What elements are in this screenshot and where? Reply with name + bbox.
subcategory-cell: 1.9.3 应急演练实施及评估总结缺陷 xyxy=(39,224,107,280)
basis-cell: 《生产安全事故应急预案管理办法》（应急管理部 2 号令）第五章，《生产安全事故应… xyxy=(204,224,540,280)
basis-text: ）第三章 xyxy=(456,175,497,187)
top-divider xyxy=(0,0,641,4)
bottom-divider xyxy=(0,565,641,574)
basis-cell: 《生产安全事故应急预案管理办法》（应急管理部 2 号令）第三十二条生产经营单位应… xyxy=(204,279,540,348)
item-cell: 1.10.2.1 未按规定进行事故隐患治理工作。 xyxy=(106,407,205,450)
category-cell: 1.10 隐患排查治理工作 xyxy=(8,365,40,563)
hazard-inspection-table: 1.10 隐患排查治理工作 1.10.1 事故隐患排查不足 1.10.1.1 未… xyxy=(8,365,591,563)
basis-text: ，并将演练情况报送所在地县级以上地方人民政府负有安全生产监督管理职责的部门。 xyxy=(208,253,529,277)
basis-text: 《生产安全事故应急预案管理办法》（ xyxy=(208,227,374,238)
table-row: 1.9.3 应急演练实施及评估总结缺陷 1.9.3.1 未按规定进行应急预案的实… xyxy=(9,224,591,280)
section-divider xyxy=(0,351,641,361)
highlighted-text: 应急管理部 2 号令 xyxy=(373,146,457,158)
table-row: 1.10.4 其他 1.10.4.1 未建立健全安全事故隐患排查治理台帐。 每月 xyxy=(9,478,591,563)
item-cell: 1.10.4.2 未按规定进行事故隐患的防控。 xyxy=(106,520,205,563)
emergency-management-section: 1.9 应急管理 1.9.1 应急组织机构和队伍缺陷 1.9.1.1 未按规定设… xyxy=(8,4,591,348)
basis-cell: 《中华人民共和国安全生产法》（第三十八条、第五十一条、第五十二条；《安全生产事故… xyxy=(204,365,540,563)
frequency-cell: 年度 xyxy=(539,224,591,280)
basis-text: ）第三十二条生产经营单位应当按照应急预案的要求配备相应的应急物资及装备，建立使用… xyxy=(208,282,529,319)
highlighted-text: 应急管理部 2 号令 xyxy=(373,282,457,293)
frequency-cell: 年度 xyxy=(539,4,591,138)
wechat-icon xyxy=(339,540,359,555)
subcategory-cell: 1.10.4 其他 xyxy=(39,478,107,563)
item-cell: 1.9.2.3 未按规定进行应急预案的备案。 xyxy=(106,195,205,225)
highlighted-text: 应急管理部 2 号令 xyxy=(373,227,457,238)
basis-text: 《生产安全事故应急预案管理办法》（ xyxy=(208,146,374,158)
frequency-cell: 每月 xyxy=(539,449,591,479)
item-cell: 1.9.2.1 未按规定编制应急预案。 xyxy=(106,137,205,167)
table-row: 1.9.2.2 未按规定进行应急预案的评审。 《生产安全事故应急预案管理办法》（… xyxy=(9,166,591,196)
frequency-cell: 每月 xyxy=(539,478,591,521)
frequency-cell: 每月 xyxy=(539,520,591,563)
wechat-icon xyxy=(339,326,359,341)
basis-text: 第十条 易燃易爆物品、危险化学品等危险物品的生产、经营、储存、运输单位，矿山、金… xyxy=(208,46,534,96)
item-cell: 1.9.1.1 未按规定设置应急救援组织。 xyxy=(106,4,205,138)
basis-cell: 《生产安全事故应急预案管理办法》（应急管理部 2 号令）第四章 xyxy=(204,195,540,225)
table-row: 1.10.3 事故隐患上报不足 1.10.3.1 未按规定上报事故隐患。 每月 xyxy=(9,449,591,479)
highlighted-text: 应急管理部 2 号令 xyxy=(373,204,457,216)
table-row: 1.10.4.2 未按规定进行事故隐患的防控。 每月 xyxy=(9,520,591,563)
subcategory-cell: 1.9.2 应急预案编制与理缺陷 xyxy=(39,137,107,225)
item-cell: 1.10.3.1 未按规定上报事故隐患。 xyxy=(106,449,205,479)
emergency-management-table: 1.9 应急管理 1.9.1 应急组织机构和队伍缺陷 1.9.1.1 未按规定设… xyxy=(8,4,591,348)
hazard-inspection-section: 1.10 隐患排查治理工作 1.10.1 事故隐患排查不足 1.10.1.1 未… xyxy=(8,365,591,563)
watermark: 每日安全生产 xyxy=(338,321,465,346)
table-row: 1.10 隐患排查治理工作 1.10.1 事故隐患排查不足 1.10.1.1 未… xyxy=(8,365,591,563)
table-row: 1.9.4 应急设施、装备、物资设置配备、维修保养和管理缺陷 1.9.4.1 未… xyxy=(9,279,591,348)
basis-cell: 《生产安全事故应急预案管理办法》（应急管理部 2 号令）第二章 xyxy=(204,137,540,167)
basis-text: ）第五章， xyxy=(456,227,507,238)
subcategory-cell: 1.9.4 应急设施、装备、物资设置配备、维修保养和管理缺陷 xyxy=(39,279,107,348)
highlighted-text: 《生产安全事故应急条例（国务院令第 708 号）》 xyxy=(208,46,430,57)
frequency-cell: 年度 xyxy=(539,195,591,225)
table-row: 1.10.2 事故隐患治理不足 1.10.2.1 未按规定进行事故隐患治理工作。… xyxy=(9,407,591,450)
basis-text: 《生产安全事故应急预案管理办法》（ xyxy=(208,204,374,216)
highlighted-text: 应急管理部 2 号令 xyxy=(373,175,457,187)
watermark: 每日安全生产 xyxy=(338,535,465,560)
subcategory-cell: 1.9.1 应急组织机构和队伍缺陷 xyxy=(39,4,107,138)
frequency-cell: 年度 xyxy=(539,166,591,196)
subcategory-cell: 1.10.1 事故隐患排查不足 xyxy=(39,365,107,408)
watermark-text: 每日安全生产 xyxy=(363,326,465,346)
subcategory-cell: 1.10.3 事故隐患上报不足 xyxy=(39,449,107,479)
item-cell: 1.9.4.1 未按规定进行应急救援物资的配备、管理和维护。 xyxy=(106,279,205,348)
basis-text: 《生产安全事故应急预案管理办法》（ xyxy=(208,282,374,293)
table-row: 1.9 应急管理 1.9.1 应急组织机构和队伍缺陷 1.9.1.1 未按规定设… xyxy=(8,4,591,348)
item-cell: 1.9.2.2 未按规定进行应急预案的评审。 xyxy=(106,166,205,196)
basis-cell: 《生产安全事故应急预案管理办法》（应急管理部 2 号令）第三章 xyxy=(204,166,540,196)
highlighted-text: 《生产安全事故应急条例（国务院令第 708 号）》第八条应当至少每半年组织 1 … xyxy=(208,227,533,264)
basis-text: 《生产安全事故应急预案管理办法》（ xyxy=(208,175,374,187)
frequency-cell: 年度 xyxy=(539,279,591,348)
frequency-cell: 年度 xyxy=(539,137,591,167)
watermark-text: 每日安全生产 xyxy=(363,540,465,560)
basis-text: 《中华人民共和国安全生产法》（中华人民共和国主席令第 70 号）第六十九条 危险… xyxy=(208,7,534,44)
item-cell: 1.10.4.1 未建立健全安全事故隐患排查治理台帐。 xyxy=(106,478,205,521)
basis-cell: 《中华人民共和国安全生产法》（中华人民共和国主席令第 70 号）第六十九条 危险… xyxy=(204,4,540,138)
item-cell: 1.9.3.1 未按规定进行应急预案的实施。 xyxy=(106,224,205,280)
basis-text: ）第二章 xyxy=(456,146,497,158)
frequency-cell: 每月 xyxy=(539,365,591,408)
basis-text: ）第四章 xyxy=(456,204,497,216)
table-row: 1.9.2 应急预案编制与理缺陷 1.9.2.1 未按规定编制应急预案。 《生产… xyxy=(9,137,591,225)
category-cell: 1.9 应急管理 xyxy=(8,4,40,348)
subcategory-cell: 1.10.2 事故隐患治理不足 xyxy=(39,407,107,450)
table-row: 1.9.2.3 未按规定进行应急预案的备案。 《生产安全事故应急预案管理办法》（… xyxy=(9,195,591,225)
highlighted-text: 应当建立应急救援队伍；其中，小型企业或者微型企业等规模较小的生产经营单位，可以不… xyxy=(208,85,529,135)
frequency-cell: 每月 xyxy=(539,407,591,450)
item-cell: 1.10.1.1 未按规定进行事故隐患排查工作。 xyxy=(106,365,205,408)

Instruction:
Rename "subcategory-cell" to "subsection-cell" in the lines from the start up to and including the line with "basis-text: ）第三章 xyxy=(456,175,497,187)". Give back only those lines, with nothing else altered.

Final result:
What elements are in this screenshot and where? Reply with name + bbox.
subsection-cell: 1.9.3 应急演练实施及评估总结缺陷 xyxy=(39,224,107,280)
basis-cell: 《生产安全事故应急预案管理办法》（应急管理部 2 号令）第五章，《生产安全事故应… xyxy=(204,224,540,280)
basis-text: ）第三章 xyxy=(456,175,497,187)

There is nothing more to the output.